◆ PROBLEM TO WORK ON ◆
Search the records for the word "samochodu" and pick out every line that has it.

Saved entries
·····

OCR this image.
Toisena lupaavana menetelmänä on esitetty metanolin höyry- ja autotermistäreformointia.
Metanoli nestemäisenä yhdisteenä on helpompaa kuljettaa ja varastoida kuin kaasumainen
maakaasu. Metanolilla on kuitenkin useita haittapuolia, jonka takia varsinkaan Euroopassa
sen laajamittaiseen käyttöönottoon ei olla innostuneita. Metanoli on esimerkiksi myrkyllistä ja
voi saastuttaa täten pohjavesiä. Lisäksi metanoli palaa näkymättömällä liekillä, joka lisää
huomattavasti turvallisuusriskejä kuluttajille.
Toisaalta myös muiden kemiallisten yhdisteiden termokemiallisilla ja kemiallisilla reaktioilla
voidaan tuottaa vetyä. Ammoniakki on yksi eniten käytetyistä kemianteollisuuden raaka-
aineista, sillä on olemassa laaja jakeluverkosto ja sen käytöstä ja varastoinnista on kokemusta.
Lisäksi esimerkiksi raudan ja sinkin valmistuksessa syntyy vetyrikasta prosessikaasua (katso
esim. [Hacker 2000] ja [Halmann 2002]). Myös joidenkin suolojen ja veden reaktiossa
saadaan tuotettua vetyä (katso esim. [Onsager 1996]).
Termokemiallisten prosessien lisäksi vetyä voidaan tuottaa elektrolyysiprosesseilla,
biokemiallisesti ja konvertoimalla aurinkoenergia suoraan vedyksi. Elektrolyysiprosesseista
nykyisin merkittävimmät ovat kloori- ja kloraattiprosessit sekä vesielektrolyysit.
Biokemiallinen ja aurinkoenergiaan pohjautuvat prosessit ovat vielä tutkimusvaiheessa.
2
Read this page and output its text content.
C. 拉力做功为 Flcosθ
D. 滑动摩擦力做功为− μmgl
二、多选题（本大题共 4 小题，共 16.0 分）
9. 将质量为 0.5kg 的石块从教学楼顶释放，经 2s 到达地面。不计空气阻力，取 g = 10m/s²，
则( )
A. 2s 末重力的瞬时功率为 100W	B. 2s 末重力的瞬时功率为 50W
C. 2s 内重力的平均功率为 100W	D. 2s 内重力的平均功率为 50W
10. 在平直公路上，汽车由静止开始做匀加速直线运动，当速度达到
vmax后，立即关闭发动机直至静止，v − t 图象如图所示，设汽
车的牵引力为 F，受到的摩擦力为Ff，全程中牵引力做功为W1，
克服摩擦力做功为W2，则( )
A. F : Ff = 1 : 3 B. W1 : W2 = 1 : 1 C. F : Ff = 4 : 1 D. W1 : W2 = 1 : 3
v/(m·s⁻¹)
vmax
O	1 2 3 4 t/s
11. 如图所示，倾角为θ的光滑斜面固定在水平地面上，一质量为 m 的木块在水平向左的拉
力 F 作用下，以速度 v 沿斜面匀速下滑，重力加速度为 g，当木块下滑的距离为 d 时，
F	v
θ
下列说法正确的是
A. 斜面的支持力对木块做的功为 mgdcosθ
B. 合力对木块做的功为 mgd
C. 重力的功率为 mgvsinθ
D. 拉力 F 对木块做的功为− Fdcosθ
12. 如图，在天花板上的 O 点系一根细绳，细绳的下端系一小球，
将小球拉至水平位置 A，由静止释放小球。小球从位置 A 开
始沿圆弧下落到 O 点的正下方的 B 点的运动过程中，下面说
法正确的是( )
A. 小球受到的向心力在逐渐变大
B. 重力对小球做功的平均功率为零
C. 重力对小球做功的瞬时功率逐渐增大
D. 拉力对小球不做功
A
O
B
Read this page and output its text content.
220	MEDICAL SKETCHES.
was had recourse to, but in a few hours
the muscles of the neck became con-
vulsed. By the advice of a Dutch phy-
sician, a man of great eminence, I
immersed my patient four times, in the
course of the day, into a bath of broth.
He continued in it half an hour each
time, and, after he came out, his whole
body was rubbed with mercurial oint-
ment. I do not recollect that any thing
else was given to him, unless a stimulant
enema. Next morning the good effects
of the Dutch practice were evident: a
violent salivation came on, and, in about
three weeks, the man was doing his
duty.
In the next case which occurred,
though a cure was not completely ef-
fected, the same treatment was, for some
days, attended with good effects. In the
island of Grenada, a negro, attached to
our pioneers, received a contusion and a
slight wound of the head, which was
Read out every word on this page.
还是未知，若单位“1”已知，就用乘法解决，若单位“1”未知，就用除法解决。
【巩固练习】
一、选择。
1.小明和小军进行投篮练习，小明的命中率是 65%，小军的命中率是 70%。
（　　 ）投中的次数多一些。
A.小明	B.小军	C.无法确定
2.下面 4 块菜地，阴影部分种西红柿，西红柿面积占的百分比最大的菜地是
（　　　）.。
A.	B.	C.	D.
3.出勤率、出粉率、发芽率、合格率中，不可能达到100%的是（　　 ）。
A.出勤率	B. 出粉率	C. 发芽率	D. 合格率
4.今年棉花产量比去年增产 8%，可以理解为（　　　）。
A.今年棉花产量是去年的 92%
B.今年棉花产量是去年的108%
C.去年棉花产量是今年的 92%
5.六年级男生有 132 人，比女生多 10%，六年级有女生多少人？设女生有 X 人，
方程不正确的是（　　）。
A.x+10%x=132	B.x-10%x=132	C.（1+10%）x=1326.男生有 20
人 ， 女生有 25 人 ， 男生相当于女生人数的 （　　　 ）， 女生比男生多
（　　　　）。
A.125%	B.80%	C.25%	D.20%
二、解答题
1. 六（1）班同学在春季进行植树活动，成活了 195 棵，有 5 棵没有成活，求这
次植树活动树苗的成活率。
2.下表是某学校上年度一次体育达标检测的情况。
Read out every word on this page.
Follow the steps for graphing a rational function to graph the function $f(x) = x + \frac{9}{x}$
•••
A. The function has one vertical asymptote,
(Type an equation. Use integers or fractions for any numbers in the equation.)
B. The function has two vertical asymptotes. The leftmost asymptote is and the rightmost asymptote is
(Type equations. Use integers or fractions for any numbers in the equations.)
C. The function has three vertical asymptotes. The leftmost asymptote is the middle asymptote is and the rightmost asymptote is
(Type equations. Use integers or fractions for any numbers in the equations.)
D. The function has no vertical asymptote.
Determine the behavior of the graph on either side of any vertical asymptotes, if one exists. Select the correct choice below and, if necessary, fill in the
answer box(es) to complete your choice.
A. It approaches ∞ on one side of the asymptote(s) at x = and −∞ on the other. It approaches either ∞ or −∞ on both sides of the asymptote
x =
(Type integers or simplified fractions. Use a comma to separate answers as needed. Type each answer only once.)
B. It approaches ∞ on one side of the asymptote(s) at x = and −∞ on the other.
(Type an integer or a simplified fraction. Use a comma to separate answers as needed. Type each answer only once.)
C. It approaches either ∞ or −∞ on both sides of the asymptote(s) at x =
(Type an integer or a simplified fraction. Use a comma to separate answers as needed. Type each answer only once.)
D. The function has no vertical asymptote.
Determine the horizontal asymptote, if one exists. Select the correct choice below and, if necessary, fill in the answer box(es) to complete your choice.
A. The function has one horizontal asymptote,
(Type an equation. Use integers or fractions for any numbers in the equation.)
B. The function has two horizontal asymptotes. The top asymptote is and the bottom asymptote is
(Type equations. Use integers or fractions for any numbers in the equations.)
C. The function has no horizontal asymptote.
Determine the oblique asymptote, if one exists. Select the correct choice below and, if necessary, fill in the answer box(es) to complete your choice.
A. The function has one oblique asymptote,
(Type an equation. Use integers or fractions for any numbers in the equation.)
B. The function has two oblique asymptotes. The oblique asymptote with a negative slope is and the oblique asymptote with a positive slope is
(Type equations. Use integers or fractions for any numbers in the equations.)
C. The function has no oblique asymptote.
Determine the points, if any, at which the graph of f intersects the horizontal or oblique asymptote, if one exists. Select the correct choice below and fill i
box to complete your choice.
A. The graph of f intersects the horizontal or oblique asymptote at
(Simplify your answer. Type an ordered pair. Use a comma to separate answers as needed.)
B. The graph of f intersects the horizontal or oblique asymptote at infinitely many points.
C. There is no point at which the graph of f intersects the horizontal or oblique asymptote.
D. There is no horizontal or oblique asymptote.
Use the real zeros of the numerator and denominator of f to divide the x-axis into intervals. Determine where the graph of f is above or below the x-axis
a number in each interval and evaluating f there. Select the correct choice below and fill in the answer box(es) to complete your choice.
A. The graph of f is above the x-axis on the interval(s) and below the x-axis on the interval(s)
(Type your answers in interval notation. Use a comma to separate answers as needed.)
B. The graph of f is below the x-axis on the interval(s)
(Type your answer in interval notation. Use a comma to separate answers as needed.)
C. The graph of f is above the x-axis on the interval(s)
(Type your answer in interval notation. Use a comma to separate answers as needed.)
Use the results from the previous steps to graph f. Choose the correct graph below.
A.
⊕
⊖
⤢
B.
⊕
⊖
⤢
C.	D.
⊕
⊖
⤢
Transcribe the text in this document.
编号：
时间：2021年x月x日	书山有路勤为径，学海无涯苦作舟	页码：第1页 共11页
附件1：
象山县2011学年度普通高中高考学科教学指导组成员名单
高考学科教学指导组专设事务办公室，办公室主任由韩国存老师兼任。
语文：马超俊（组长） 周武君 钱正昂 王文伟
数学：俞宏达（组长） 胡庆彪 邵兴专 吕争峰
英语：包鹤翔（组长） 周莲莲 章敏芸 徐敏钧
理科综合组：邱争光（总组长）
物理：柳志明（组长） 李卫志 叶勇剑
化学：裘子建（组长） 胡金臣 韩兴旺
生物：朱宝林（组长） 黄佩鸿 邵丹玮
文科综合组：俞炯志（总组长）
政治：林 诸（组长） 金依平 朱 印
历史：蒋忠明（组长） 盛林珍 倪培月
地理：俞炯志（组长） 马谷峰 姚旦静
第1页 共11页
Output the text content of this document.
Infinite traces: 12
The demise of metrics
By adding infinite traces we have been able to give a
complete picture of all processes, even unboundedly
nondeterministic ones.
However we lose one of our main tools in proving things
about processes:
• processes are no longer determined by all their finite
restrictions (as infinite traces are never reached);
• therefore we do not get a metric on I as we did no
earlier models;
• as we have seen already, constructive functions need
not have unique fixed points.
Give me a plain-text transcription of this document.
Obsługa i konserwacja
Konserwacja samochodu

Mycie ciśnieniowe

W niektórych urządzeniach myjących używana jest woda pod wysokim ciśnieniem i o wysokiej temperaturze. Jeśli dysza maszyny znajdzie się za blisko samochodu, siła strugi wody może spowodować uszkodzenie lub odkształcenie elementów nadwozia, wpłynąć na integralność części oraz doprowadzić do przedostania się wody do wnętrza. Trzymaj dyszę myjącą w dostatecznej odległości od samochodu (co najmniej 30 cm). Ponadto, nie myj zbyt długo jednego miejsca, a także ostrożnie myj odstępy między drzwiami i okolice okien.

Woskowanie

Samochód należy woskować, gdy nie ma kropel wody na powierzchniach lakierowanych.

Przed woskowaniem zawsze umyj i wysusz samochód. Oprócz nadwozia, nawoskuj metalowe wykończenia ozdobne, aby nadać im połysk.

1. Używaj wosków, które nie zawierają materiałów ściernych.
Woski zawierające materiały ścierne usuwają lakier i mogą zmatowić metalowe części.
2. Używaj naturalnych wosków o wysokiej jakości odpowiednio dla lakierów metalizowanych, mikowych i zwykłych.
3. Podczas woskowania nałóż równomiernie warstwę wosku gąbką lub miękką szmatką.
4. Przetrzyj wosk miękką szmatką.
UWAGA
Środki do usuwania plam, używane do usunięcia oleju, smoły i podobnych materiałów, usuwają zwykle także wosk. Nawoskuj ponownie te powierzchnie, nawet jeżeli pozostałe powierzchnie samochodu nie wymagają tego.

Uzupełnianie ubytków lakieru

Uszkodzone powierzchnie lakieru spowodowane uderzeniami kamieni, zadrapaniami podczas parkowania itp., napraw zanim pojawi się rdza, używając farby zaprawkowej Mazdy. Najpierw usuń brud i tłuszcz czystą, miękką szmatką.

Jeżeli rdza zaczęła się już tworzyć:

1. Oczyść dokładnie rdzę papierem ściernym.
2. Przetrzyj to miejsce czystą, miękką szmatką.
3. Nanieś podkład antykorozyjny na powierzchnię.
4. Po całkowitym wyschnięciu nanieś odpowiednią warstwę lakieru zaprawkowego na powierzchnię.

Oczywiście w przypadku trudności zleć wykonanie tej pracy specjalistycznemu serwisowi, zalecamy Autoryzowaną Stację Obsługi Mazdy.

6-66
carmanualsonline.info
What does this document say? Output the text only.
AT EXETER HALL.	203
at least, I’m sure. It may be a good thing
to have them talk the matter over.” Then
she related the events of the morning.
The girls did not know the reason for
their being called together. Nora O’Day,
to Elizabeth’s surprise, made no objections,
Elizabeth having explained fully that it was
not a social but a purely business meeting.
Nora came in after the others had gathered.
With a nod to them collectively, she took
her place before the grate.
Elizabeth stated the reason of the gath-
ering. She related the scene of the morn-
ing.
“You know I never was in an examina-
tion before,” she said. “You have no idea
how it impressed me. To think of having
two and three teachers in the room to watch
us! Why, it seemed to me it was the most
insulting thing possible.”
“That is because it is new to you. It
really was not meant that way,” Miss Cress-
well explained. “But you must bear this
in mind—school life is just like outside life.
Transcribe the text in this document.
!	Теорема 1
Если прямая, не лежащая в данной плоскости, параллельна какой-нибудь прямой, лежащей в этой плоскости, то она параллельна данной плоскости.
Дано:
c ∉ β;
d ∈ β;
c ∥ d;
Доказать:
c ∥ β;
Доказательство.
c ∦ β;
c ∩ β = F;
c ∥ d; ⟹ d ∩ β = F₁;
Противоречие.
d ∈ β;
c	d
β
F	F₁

·····

◆ RESULT OF THIS EXERCISE ◆
Konserwacja samochodu
W niektórych urządzeniach myjących używana jest woda pod wysokim ciśnieniem i o wysokiej temperaturze. Jeśli dysza maszyny znajdzie się za blisko samochodu, siła strugi wody może spowodować uszkodzenie lub odkształcenie elementów nadwozia, wpłynąć na integralność części oraz doprowadzić do przedostania się wody do wnętrza. Trzymaj dyszę myjącą w dostatecznej odległości od samochodu (co najmniej 30 cm). Ponadto, nie myj zbyt długo jednego miejsca, a także ostrożnie myj odstępy między drzwiami i okolice okien.
Środki do usuwania plam, używane do usunięcia oleju, smoły i podobnych materiałów, usuwają zwykle także wosk. Nawoskuj ponownie te powierzchnie, nawet jeżeli pozostałe powierzchnie samochodu nie wymagają tego.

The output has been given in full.